BEGIN

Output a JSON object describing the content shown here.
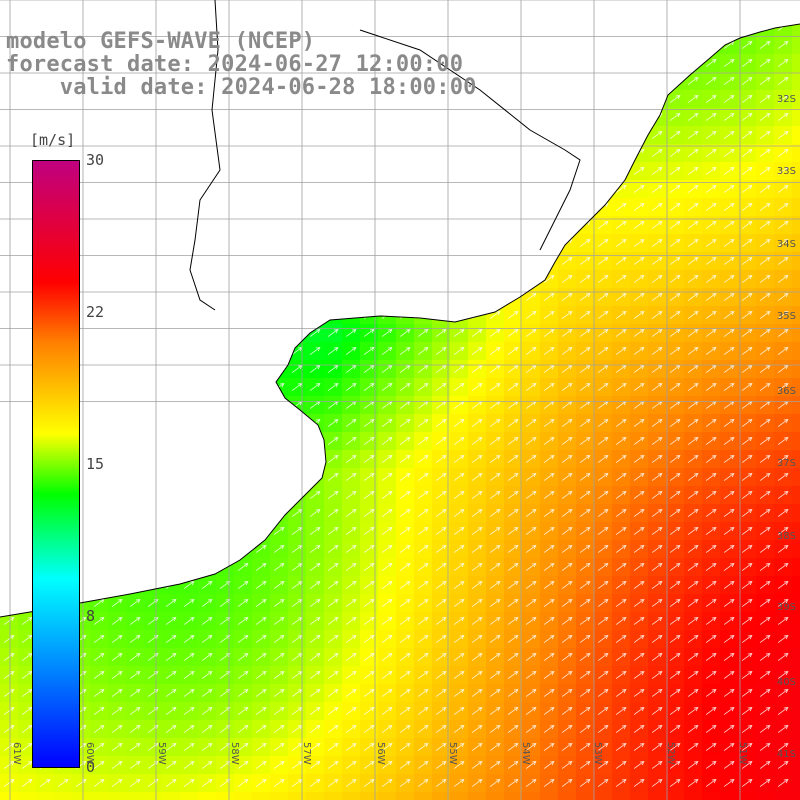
{
  "title": {
    "line1": "modelo GEFS-WAVE (NCEP)",
    "line2": "forecast date: 2024-06-27 12:00:00",
    "line3": "    valid date: 2024-06-28 18:00:00"
  },
  "colorbar": {
    "unit": "[m/s]",
    "ticks": [
      "30",
      "22",
      "15",
      "8",
      "0"
    ],
    "colors": [
      "#0000ff",
      "#00ffff",
      "#00ff00",
      "#ffff00",
      "#ff8000",
      "#ff0000",
      "#c00080"
    ]
  },
  "lat_labels": [
    "32S",
    "33S",
    "34S",
    "35S",
    "36S",
    "37S",
    "38S",
    "39S",
    "40S",
    "41S"
  ],
  "lon_labels": [
    "61W",
    "60W",
    "59W",
    "58W",
    "57W",
    "56W",
    "55W",
    "54W",
    "53W",
    "52W",
    "51W"
  ],
  "map": {
    "land_color": "#ffffff",
    "coast_color": "#000000",
    "grid_color": "#a0a0a0",
    "arrow_color": "#ffffff"
  }
}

END

Show each line in the entries that holds the string "ffffff".

    "land_color": "#ffffff",
    "arrow_color": "#ffffff"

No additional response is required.